━━ Excerpted passage ━━
The gateway maintains persistent HTTP connections to capability containers:

class MCPClientPool:
    def __init__(self):
        self._clients: dict[str, httpx.AsyncClient] = {}
        self._max_connections = 10
        self._timeout = 30.0

    async def get_client(self, container: str) -> httpx.AsyncClient:
        """Get or create HTTP client for container."""
        if container not in self._clients:
            self._clients[container] = httpx.AsyncClient(
                base_url=f"http://{container}",
                timeout=self._timeout,
                limits=httpx.Limits(
                    max_keepalive_connections=self._max_connections,
                    max_connections=self._max_connections,
                )
            )
        return self._clients[container]

Error Handling

Retry Strategy

class RetryConfig:
    max_retries: int = 3
    backoff_factor: float = 2.0  # Exponential backoff
    retry_statuses: set[int] = {502, 503, 504}  # Bad Gateway, Service Unavailable, Gateway Timeout
    timeout: float = 30.0

Retry logic:

  1. Send request to container
  2. If timeout or retry-able error:
  3. Wait backoff_factor ^ attempt seconds
  4. Retry up to max_retries times
  5. If all retries fail, return error -32003 (Container timeout)
━━━
━━ Data shown ━━
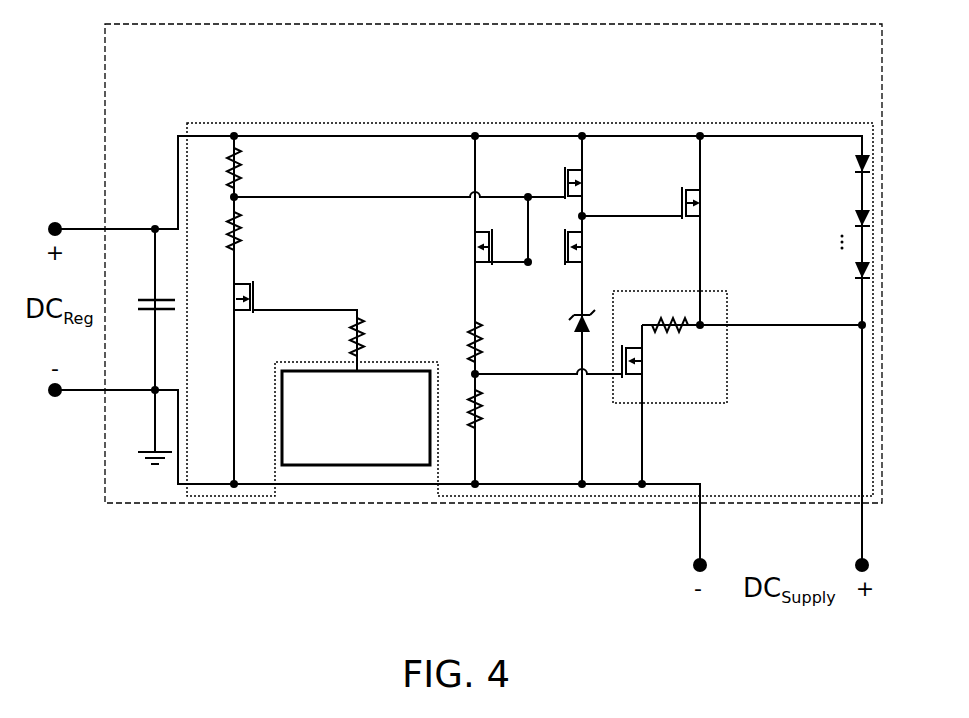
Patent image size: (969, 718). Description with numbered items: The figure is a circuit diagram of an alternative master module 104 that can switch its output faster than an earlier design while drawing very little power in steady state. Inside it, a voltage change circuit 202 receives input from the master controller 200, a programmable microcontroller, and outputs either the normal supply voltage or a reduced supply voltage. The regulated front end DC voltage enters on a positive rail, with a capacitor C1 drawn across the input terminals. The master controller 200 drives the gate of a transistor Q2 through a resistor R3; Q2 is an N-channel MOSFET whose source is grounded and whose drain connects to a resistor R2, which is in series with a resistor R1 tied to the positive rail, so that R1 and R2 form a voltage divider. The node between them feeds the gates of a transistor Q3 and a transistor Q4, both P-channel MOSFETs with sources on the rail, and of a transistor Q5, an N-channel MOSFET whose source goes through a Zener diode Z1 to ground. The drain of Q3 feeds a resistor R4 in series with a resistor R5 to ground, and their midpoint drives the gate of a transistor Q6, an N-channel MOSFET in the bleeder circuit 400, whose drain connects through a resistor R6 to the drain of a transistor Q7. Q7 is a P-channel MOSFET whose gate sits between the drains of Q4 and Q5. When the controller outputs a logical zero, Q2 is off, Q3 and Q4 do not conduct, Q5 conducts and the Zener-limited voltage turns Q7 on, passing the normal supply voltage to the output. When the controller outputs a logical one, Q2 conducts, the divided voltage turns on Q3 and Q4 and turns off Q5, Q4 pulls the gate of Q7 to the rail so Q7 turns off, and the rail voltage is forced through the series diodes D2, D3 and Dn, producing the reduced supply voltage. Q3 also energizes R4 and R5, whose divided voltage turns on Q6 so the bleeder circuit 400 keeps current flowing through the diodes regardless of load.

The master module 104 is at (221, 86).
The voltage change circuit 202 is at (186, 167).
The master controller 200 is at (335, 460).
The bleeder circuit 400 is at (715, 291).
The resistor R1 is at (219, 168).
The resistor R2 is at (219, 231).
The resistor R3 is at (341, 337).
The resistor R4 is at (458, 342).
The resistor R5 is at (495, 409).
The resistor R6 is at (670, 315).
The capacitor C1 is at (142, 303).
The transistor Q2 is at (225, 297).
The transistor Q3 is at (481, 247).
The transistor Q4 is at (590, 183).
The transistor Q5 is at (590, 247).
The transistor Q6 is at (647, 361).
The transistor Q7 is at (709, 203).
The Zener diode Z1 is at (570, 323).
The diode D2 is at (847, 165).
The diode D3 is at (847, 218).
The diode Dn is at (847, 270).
━━━
Given request 1: In the passage on the gateway's connection pool and retry handling, why does `get_client` first check whether the container is already in `self._clients` before building a new `httpx.AsyncClient`? Answer in one to three sentences.
Given request 2: Write what comes next in the passage on the gateway's connection pool and retry handling, picking up after its final line.

Reply 1: The passage says the gateway keeps persistent HTTP connections to capability containers. `get_client` creates a client only the first time a container is requested and stores it in `self._clients`. Every later call returns that same stored client instead of opening a new one.

Reply 2:
Circuit Breaker

Prevent cascading failures:

class CircuitBreaker:
    failure_threshold: int = 5
    timeout: int = 60  # seconds
    half_open_attempts: int = 1

States:

  • Closed: Normal operation
  • Open: Too many failures, reject immediately
  • Half-Open: Testing if service recovered

Health Checks

Gateway Health

GET /health
Response: 200 OK
{
  "status": "healthy",
  "version": "0.1.0",
  "uptime": 3600
}

Container Health

Gateway periodically checks container health:

GET /health (on each container)
Interval: 10 seconds
Timeout: 5 seconds

If container fails health check:

  1. Mark as unhealthy
  2. Stop routing requests
  3. Attempt restart (via Docker manager)
  4. If restart fails, alert and mark as unavailable

Security Features (Phase 4.1 - Basic)

Request Validation

  • Validate JSON-RPC 2.0 format
  • Check required fields (jsonrpc, method, params)
  • Validate tool name against allowlist
  • Validate argument types

Basic Audit Logging

Log every request/response:

@dataclass
class AuditEntry:
    timestamp: datetime
    request_id: str
    tool_name: str
    arguments: dict
    response_status: str  # "success" | "error"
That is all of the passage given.